## EXERCISE BRIEF
Skip the pictures. Repeat everything else in the records word for word.

## DATA FOR PROCESSING
----------

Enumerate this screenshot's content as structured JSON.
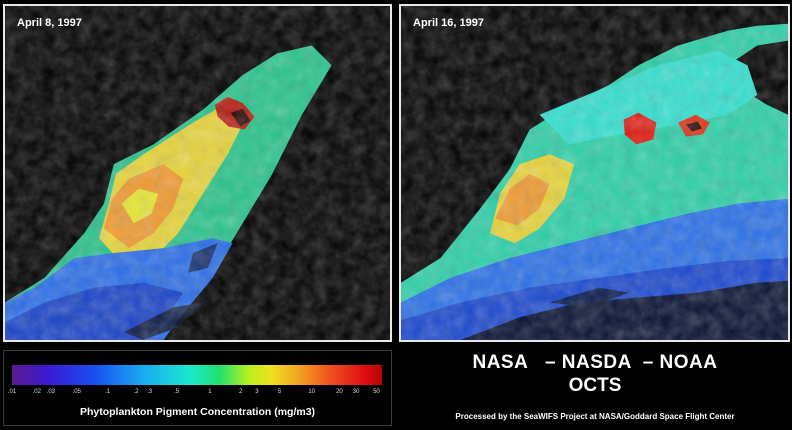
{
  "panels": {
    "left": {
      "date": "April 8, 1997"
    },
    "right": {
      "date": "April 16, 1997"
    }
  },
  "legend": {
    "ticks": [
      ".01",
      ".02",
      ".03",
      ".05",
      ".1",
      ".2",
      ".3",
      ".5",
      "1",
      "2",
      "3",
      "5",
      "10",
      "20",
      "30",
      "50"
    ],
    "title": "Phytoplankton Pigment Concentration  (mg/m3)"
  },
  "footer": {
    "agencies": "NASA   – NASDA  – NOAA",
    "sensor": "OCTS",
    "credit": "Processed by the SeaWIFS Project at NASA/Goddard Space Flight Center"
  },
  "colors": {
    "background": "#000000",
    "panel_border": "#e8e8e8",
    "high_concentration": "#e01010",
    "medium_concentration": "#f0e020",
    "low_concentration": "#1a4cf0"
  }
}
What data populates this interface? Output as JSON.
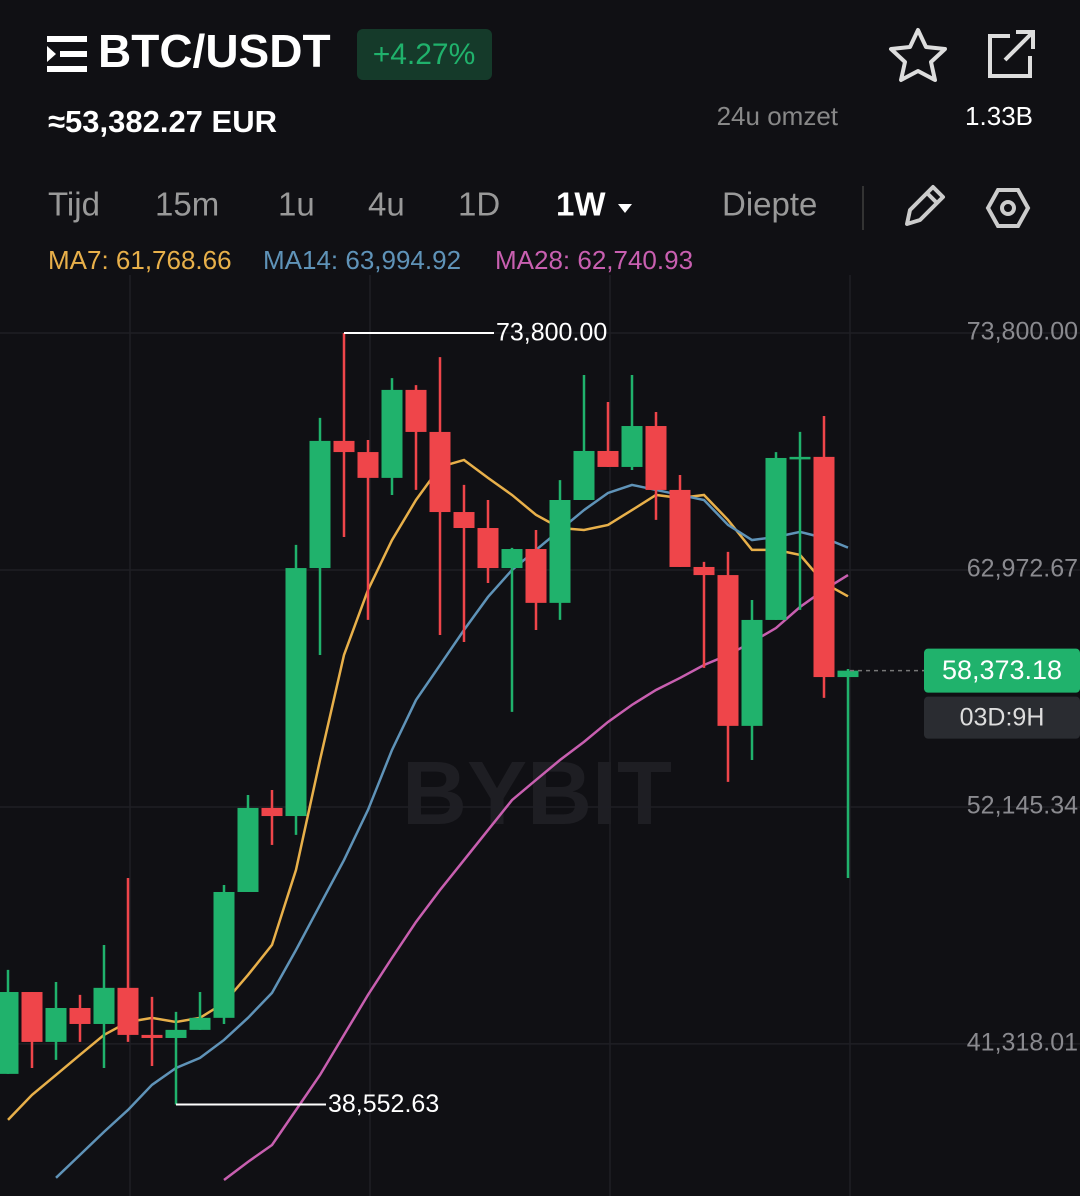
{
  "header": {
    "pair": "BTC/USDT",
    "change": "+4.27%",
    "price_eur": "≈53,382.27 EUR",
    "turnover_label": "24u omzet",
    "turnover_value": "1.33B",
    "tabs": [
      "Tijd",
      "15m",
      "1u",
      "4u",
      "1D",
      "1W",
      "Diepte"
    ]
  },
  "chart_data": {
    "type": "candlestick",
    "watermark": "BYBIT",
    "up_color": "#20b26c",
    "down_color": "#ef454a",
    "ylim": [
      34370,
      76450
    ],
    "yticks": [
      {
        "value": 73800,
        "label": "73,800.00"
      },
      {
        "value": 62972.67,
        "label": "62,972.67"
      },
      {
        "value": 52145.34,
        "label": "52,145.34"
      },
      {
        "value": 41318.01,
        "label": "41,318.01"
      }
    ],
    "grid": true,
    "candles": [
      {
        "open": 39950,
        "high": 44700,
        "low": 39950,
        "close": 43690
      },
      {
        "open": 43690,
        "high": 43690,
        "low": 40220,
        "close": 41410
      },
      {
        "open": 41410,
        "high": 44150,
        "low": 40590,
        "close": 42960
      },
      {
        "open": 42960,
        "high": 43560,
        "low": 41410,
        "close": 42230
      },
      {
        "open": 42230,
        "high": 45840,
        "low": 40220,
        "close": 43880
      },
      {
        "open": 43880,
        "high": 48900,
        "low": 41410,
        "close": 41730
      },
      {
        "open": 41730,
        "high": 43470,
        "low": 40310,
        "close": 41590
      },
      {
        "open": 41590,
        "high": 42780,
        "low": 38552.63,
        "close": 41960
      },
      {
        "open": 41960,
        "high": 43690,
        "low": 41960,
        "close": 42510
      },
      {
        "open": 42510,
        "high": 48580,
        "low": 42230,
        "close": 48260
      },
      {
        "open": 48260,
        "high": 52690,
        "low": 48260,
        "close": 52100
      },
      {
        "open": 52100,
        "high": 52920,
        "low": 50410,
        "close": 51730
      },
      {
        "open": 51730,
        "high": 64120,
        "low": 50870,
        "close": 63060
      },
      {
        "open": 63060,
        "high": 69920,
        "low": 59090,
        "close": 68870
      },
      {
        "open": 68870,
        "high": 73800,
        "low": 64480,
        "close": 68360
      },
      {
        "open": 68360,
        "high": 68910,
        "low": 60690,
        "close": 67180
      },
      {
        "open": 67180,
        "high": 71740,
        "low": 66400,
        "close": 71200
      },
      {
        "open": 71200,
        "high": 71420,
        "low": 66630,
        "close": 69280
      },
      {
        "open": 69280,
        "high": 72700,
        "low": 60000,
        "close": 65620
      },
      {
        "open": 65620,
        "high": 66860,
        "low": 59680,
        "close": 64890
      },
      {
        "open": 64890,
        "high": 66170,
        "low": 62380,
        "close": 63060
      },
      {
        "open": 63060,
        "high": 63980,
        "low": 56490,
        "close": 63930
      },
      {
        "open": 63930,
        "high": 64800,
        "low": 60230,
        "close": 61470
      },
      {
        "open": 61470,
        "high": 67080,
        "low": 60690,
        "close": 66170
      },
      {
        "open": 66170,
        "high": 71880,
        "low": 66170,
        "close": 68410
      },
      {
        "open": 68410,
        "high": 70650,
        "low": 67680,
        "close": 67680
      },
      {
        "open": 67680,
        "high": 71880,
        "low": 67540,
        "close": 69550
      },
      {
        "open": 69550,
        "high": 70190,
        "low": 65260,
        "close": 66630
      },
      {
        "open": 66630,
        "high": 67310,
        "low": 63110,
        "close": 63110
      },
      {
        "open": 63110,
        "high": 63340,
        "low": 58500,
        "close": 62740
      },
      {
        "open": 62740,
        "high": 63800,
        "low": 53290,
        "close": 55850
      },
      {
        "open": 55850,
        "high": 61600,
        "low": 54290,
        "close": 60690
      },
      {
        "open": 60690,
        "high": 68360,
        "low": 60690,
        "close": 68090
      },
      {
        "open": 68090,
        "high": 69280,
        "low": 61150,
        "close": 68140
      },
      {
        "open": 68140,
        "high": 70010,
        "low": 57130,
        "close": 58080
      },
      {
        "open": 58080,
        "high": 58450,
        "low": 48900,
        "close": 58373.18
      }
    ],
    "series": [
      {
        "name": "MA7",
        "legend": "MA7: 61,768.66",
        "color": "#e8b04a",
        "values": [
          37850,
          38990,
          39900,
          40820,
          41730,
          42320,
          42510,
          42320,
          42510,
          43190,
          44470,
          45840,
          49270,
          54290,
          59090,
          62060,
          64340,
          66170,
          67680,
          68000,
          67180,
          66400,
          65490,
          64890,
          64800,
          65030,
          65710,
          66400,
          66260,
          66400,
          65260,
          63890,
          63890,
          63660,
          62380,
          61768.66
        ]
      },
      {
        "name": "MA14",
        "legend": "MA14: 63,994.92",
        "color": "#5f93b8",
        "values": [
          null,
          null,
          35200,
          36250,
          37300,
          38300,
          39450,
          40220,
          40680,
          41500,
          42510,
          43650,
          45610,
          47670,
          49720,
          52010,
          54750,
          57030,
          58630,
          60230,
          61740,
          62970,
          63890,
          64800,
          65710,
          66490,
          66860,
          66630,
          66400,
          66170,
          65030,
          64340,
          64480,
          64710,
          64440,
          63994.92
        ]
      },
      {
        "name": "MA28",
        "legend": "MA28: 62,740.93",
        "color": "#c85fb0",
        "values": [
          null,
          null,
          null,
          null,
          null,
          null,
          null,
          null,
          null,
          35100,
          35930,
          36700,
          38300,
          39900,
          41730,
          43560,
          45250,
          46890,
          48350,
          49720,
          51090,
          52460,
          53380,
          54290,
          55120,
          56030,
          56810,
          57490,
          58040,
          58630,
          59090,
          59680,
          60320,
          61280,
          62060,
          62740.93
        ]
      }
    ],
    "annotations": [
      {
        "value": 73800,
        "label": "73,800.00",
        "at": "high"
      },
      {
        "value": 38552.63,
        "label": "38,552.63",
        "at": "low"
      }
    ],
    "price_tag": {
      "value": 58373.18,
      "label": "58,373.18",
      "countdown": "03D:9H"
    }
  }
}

----------

## FINAL ANSWER
Enumerate this screenshot's content as structured JSON.
{
  "panels": {
    "left": {
      "date": "April 8, 1997"
    },
    "right": {
      "date": "April 16, 1997"
    }
  },
  "legend": {
    "ticks": [
      ".01",
      ".02",
      ".03",
      ".05",
      ".1",
      ".2",
      ".3",
      ".5",
      "1",
      "2",
      "3",
      "5",
      "10",
      "20",
      "30",
      "50"
    ],
    "title": "Phytoplankton Pigment Concentration  (mg/m3)"
  },
  "footer": {
    "agencies": "NASA   – NASDA  – NOAA",
    "sensor": "OCTS",
    "credit": "Processed by the SeaWIFS Project at NASA/Goddard Space Flight Center"
  },
  "colors": {
    "background": "#000000",
    "panel_border": "#e8e8e8",
    "high_concentration": "#e01010",
    "medium_concentration": "#f0e020",
    "low_concentration": "#1a4cf0"
  }
}
What data populates this interface? Output as JSON.
{
  "header": {
    "pair": "BTC/USDT",
    "change": "+4.27%",
    "price_eur": "≈53,382.27 EUR",
    "turnover_label": "24u omzet",
    "turnover_value": "1.33B",
    "tabs": [
      "Tijd",
      "15m",
      "1u",
      "4u",
      "1D",
      "1W",
      "Diepte"
    ]
  },
  "chart_data": {
    "type": "candlestick",
    "watermark": "BYBIT",
    "up_color": "#20b26c",
    "down_color": "#ef454a",
    "ylim": [
      34370,
      76450
    ],
    "yticks": [
      {
        "value": 73800,
        "label": "73,800.00"
      },
      {
        "value": 62972.67,
        "label": "62,972.67"
      },
      {
        "value": 52145.34,
        "label": "52,145.34"
      },
      {
        "value": 41318.01,
        "label": "41,318.01"
      }
    ],
    "grid": true,
    "candles": [
      {
        "open": 39950,
        "high": 44700,
        "low": 39950,
        "close": 43690
      },
      {
        "open": 43690,
        "high": 43690,
        "low": 40220,
        "close": 41410
      },
      {
        "open": 41410,
        "high": 44150,
        "low": 40590,
        "close": 42960
      },
      {
        "open": 42960,
        "high": 43560,
        "low": 41410,
        "close": 42230
      },
      {
        "open": 42230,
        "high": 45840,
        "low": 40220,
        "close": 43880
      },
      {
        "open": 43880,
        "high": 48900,
        "low": 41410,
        "close": 41730
      },
      {
        "open": 41730,
        "high": 43470,
        "low": 40310,
        "close": 41590
      },
      {
        "open": 41590,
        "high": 42780,
        "low": 38552.63,
        "close": 41960
      },
      {
        "open": 41960,
        "high": 43690,
        "low": 41960,
        "close": 42510
      },
      {
        "open": 42510,
        "high": 48580,
        "low": 42230,
        "close": 48260
      },
      {
        "open": 48260,
        "high": 52690,
        "low": 48260,
        "close": 52100
      },
      {
        "open": 52100,
        "high": 52920,
        "low": 50410,
        "close": 51730
      },
      {
        "open": 51730,
        "high": 64120,
        "low": 50870,
        "close": 63060
      },
      {
        "open": 63060,
        "high": 69920,
        "low": 59090,
        "close": 68870
      },
      {
        "open": 68870,
        "high": 73800,
        "low": 64480,
        "close": 68360
      },
      {
        "open": 68360,
        "high": 68910,
        "low": 60690,
        "close": 67180
      },
      {
        "open": 67180,
        "high": 71740,
        "low": 66400,
        "close": 71200
      },
      {
        "open": 71200,
        "high": 71420,
        "low": 66630,
        "close": 69280
      },
      {
        "open": 69280,
        "high": 72700,
        "low": 60000,
        "close": 65620
      },
      {
        "open": 65620,
        "high": 66860,
        "low": 59680,
        "close": 64890
      },
      {
        "open": 64890,
        "high": 66170,
        "low": 62380,
        "close": 63060
      },
      {
        "open": 63060,
        "high": 63980,
        "low": 56490,
        "close": 63930
      },
      {
        "open": 63930,
        "high": 64800,
        "low": 60230,
        "close": 61470
      },
      {
        "open": 61470,
        "high": 67080,
        "low": 60690,
        "close": 66170
      },
      {
        "open": 66170,
        "high": 71880,
        "low": 66170,
        "close": 68410
      },
      {
        "open": 68410,
        "high": 70650,
        "low": 67680,
        "close": 67680
      },
      {
        "open": 67680,
        "high": 71880,
        "low": 67540,
        "close": 69550
      },
      {
        "open": 69550,
        "high": 70190,
        "low": 65260,
        "close": 66630
      },
      {
        "open": 66630,
        "high": 67310,
        "low": 63110,
        "close": 63110
      },
      {
        "open": 63110,
        "high": 63340,
        "low": 58500,
        "close": 62740
      },
      {
        "open": 62740,
        "high": 63800,
        "low": 53290,
        "close": 55850
      },
      {
        "open": 55850,
        "high": 61600,
        "low": 54290,
        "close": 60690
      },
      {
        "open": 60690,
        "high": 68360,
        "low": 60690,
        "close": 68090
      },
      {
        "open": 68090,
        "high": 69280,
        "low": 61150,
        "close": 68140
      },
      {
        "open": 68140,
        "high": 70010,
        "low": 57130,
        "close": 58080
      },
      {
        "open": 58080,
        "high": 58450,
        "low": 48900,
        "close": 58373.18
      }
    ],
    "series": [
      {
        "name": "MA7",
        "legend": "MA7: 61,768.66",
        "color": "#e8b04a",
        "values": [
          37850,
          38990,
          39900,
          40820,
          41730,
          42320,
          42510,
          42320,
          42510,
          43190,
          44470,
          45840,
          49270,
          54290,
          59090,
          62060,
          64340,
          66170,
          67680,
          68000,
          67180,
          66400,
          65490,
          64890,
          64800,
          65030,
          65710,
          66400,
          66260,
          66400,
          65260,
          63890,
          63890,
          63660,
          62380,
          61768.66
        ]
      },
      {
        "name": "MA14",
        "legend": "MA14: 63,994.92",
        "color": "#5f93b8",
        "values": [
          null,
          null,
          35200,
          36250,
          37300,
          38300,
          39450,
          40220,
          40680,
          41500,
          42510,
          43650,
          45610,
          47670,
          49720,
          52010,
          54750,
          57030,
          58630,
          60230,
          61740,
          62970,
          63890,
          64800,
          65710,
          66490,
          66860,
          66630,
          66400,
          66170,
          65030,
          64340,
          64480,
          64710,
          64440,
          63994.92
        ]
      },
      {
        "name": "MA28",
        "legend": "MA28: 62,740.93",
        "color": "#c85fb0",
        "values": [
          null,
          null,
          null,
          null,
          null,
          null,
          null,
          null,
          null,
          35100,
          35930,
          36700,
          38300,
          39900,
          41730,
          43560,
          45250,
          46890,
          48350,
          49720,
          51090,
          52460,
          53380,
          54290,
          55120,
          56030,
          56810,
          57490,
          58040,
          58630,
          59090,
          59680,
          60320,
          61280,
          62060,
          62740.93
        ]
      }
    ],
    "annotations": [
      {
        "value": 73800,
        "label": "73,800.00",
        "at": "high"
      },
      {
        "value": 38552.63,
        "label": "38,552.63",
        "at": "low"
      }
    ],
    "price_tag": {
      "value": 58373.18,
      "label": "58,373.18",
      "countdown": "03D:9H"
    }
  }
}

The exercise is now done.